Convert the records, from their first line through the line containing "81, 451, 104]" inclusive, into a numbered list with blank lines left out.

_ _ _ _

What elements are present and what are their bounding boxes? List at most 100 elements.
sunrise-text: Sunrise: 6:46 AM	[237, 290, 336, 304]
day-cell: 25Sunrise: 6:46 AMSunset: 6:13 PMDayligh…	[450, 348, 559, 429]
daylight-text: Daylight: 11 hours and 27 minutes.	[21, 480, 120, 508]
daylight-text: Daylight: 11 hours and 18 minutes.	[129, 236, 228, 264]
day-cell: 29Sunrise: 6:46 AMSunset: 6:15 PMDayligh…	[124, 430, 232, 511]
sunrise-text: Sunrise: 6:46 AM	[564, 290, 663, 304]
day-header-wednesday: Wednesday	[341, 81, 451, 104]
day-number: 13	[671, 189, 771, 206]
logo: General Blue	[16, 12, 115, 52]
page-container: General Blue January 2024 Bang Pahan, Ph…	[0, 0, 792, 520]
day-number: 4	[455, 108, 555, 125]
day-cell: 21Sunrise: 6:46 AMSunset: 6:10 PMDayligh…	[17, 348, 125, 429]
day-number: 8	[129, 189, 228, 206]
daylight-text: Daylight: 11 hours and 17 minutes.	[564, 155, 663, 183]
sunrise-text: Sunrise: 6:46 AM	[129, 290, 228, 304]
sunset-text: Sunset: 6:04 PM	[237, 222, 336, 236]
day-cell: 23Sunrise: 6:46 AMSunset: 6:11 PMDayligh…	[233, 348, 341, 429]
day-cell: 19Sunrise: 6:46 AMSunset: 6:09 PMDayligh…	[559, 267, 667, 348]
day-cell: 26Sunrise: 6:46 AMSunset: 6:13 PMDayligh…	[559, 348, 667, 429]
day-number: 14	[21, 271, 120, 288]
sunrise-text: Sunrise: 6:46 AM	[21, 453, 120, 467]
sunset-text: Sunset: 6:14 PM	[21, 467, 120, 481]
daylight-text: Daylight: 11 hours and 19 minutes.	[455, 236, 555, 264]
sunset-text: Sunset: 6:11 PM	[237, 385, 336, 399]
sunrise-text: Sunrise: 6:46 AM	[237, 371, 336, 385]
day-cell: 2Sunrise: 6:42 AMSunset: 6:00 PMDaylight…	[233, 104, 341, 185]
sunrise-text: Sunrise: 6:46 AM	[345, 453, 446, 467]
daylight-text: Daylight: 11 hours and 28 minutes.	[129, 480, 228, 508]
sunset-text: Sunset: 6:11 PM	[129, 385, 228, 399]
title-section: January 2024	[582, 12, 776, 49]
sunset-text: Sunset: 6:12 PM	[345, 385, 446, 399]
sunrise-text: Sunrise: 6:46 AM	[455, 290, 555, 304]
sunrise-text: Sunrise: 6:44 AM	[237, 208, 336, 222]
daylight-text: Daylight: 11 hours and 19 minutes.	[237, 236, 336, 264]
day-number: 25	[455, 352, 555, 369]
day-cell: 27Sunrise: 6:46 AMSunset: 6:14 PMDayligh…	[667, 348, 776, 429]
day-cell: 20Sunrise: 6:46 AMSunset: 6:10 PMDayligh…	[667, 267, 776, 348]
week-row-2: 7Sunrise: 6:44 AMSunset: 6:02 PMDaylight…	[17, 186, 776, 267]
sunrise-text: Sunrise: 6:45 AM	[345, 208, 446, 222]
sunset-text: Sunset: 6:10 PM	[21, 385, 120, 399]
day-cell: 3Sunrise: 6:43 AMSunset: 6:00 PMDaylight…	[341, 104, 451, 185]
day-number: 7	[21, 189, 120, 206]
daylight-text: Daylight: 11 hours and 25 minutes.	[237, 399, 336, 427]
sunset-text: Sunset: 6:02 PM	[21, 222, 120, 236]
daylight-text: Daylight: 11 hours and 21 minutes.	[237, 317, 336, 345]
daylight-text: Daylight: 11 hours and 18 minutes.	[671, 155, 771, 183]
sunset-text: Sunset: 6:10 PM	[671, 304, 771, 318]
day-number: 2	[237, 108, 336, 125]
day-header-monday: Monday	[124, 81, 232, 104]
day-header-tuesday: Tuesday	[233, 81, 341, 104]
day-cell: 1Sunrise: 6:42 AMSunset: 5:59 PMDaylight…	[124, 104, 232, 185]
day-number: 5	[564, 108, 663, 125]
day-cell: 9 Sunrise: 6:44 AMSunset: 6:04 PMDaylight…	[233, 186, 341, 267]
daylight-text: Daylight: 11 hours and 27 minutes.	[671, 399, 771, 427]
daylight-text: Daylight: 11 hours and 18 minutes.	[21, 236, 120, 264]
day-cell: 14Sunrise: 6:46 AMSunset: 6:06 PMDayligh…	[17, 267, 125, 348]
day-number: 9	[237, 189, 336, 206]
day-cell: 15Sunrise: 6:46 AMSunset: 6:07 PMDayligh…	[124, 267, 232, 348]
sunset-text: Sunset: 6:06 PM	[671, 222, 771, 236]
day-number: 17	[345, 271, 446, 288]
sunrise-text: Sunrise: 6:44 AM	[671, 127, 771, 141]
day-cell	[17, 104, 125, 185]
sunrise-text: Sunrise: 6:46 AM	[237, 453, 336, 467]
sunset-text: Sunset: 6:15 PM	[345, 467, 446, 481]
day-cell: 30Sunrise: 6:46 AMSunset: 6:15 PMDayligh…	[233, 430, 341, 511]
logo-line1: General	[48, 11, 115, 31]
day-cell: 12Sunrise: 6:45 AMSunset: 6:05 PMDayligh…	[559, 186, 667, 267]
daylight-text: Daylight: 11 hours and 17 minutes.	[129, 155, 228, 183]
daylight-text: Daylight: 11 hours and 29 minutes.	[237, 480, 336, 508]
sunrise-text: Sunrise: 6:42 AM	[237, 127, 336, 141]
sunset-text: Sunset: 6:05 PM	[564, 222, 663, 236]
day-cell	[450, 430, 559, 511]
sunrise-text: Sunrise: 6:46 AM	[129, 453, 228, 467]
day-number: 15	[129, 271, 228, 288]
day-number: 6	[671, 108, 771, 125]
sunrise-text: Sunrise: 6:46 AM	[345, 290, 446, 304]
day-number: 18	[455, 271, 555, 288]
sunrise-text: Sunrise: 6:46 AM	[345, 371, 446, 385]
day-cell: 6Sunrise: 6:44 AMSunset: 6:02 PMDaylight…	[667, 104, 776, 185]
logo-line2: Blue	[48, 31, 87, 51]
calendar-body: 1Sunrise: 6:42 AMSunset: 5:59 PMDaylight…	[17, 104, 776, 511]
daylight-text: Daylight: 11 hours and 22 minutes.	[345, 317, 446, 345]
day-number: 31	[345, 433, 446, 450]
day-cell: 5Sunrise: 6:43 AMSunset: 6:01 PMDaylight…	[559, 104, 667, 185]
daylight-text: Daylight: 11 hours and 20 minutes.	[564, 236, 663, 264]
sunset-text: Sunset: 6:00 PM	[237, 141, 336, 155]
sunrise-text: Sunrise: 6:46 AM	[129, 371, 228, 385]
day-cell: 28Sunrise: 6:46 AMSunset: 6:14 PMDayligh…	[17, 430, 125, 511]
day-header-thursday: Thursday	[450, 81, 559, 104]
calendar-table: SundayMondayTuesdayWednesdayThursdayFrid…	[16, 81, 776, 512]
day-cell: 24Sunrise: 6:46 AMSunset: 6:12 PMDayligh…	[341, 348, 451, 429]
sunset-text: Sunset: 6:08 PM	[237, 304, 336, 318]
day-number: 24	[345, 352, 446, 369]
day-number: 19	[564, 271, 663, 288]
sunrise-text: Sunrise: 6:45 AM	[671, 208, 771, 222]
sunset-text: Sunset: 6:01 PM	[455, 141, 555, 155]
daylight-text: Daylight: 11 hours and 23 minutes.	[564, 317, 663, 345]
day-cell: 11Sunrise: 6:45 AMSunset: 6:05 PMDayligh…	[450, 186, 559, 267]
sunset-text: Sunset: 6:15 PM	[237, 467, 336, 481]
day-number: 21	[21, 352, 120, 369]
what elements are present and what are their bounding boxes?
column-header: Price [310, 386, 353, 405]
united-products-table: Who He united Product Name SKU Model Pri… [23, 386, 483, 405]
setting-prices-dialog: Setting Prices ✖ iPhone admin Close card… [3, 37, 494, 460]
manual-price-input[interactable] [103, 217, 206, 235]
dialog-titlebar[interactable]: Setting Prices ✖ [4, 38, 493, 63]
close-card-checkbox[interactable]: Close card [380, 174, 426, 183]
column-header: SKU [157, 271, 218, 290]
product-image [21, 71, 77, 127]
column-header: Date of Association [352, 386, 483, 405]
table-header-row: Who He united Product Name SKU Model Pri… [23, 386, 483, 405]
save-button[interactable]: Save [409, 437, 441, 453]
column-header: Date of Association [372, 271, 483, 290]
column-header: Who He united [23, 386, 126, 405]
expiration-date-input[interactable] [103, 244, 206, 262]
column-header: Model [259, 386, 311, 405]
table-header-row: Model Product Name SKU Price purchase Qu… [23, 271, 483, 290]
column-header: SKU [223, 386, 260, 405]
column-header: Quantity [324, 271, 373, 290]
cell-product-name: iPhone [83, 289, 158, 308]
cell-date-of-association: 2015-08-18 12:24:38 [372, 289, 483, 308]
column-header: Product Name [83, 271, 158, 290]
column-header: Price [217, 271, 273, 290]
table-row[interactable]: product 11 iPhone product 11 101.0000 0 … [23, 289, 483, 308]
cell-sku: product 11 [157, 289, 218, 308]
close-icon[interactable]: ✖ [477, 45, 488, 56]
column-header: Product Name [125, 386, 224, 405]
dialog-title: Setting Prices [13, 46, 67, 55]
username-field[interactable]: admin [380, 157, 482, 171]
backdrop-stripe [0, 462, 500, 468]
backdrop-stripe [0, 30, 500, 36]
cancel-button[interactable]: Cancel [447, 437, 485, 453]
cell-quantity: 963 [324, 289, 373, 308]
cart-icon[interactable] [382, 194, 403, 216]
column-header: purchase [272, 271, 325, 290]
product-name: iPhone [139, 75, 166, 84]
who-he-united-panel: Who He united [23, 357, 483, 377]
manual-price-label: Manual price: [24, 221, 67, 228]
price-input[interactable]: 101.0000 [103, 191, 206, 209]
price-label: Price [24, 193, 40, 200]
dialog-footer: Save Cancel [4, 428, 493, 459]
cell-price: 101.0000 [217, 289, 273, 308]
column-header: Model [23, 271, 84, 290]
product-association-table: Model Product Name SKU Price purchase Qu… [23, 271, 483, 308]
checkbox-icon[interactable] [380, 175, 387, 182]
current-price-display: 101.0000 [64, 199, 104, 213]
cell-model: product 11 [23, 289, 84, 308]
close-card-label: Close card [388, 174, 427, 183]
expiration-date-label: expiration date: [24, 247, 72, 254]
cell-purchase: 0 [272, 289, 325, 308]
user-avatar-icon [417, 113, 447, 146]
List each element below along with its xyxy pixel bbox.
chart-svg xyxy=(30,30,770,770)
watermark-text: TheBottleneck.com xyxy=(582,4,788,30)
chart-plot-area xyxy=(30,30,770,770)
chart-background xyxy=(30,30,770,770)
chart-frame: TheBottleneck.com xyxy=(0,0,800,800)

_ _ _ _

Task solution:
1. What elements are present and what are their bounding boxes? List at most 100 elements.
2. sunrise-text: Sunrise: 6:46 AM	[237, 290, 336, 304]
3. day-cell: 25Sunrise: 6:46 AMSunset: 6:13 PMDayligh…	[450, 348, 559, 429]
4. daylight-text: Daylight: 11 hours and 27 minutes.	[21, 480, 120, 508]
5. daylight-text: Daylight: 11 hours and 18 minutes.	[129, 236, 228, 264]
6. day-cell: 29Sunrise: 6:46 AMSunset: 6:15 PMDayligh…	[124, 430, 232, 511]
7. sunrise-text: Sunrise: 6:46 AM	[564, 290, 663, 304]
8. day-header-wednesday: Wednesday	[341, 81, 451, 104]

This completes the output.